▸ 给定文本
如需查看可用模型的列表以及每个模型的详细信息，请参阅 Gemma 模型概览。
如需了解如何下载和使用模型，请参阅开始通过 KerasNLP 使用 Gemma。
如需下载模型，请参阅 Gemma 模型。

使用场景

您可以将 Gemma 模型与 Dataflow 配合使用，以进行情感分析。借助 Dataflow 和 Gemma 模型，您可以在事件（例如客户评价）到达时处理事件。通过模型运行评价以进行分析，然后生成建议。通过将 Gemma 与 Apache Beam 结合使用，您可以无缝完成此工作流。

支持和限制

Apache Beam 和 Dataflow 支持 Gemma 开放模型，不过具有以下要求：

适用于使用 Apache Beam Python SDK 2.46.0 版及更高版本的批处理和流处理流水线。
Dataflow 作业必须使用 Runner v2。
Dataflow 作业必须使用 GPU。如需查看 Dataflow 支持的 GPU 类型列表，请参阅可用性。建议使用 T4 和 L4 GPU 类型。
模型必须以 .keras 文件格式进行下载并保存。
建议使用 TensorFlow 模型处理程序，但这不是必需的。

前提条件

通过 Kaggle 访问 Gemma 模型。
填写同意书并接受条款及条件。
下载 Gemma 模型。以 .keras 文件格式将其保存在 Dataflow 作业可以访问的位置，例如 Cloud Storage 存储桶。为模型路径变量指定值时，请使用此存储位置的路径。

已保存的数据条目:

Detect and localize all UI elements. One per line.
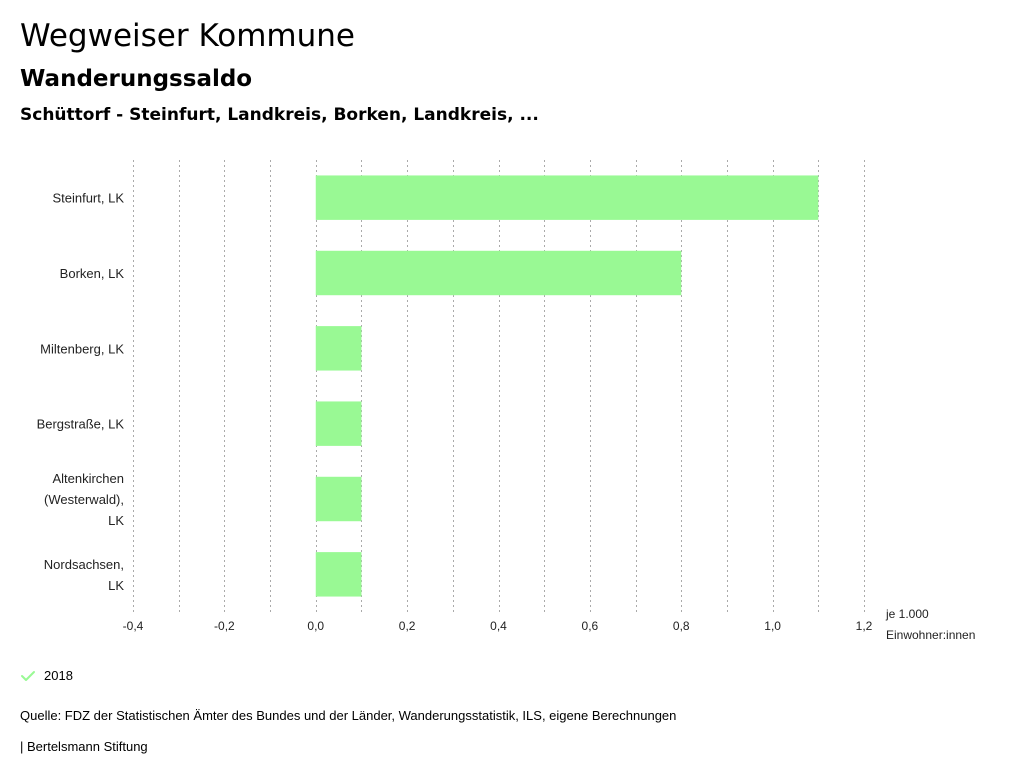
credit-note: | Bertelsmann Stiftung bbox=[20, 739, 148, 754]
region-filter-label: Schüttorf - Steinfurt, Landkreis, Borken… bbox=[20, 105, 539, 125]
bar-2018-1[interactable] bbox=[315, 250, 682, 296]
grid-lines bbox=[133, 160, 865, 612]
y-tick-label: Nordsachsen, LK bbox=[44, 557, 125, 593]
x-tick-label: 1,2 bbox=[856, 619, 873, 633]
x-tick-label: 0,8 bbox=[673, 619, 690, 633]
x-axis-unit-label: je 1.000 Einwohner:innen bbox=[885, 607, 975, 642]
y-tick-label: Bergstraße, LK bbox=[37, 417, 125, 432]
source-note: Quelle: FDZ der Statistischen Ämter des … bbox=[20, 708, 677, 723]
bars bbox=[315, 175, 819, 597]
bar-2018-2[interactable] bbox=[315, 326, 362, 371]
y-tick-label: Borken, LK bbox=[60, 266, 125, 281]
check-icon bbox=[21, 670, 35, 681]
x-tick-label: 0,4 bbox=[490, 619, 507, 633]
x-tick-label: -0,4 bbox=[123, 619, 144, 633]
chart-subtitle: Wanderungssaldo bbox=[20, 66, 253, 92]
y-axis-labels: Steinfurt, LK Borken, LK Miltenberg, LK Ber… bbox=[37, 191, 125, 593]
bar-2018-0[interactable] bbox=[315, 175, 819, 220]
x-tick-label: 0,6 bbox=[582, 619, 599, 633]
legend-label: 2018 bbox=[44, 668, 73, 683]
y-tick-label: Altenkirchen (Westerwald), LK bbox=[44, 471, 124, 528]
y-tick-label: Steinfurt, LK bbox=[52, 191, 124, 206]
legend-item-2018[interactable]: 2018 bbox=[20, 668, 73, 683]
x-tick-label: -0,2 bbox=[214, 619, 235, 633]
bar-2018-4[interactable] bbox=[315, 476, 362, 522]
bar-chart: Steinfurt, LK Borken, LK Miltenberg, LK Ber… bbox=[37, 160, 975, 642]
x-tick-label: 1,0 bbox=[764, 619, 781, 633]
page-title: Wegweiser Kommune bbox=[20, 18, 355, 54]
y-tick-label: Miltenberg, LK bbox=[40, 341, 124, 356]
bar-2018-3[interactable] bbox=[315, 401, 362, 446]
x-axis-labels: -0,4 -0,2 0,0 0,2 0,4 0,6 0,8 1,0 1,2 bbox=[123, 619, 873, 633]
x-tick-label: 0,0 bbox=[307, 619, 324, 633]
bar-2018-5[interactable] bbox=[315, 552, 362, 597]
x-tick-label: 0,2 bbox=[399, 619, 416, 633]
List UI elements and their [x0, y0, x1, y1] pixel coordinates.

▸ 练习任务
1) 请根据关于在 Dataflow 中使用 Gemma 的文本，判断以下三项说法是否与文本相符。每项回答“是”或“否”，并原样引用文本中起决定作用的语句。(a) Dataflow 作业必须使用 Runner v2。(b) 必须使用 TensorFlow 模型处理程序。(c) 模型必须以 .keras 文件格式下载并保存。
2) 请一字不差地复述记录中的若干行，范围从包含“credit-note: | Bertelsmann”的那一行起，到包含“x-axis-unit-label: je 1.000”的那一行为止，首尾两行都包括在内。

▸ 任务解答
1)
(a) 是。依据：“Dataflow 作业必须使用 Runner v2。”
(b) 否。依据：“建议使用 TensorFlow 模型处理程序，但这不是必需的。”
(c) 是。依据：“模型必须以 .keras 文件格式进行下载并保存。”

2)
credit-note: | Bertelsmann Stiftung bbox=[20, 739, 148, 754]
region-filter-label: Schüttorf - Steinfurt, Landkreis, Borken… bbox=[20, 105, 539, 125]
bar-2018-1[interactable] bbox=[315, 250, 682, 296]
grid-lines bbox=[133, 160, 865, 612]
y-tick-label: Nordsachsen, LK bbox=[44, 557, 125, 593]
x-tick-label: 1,2 bbox=[856, 619, 873, 633]
x-tick-label: 0,8 bbox=[673, 619, 690, 633]
x-axis-unit-label: je 1.000 Einwohner:innen bbox=[885, 607, 975, 642]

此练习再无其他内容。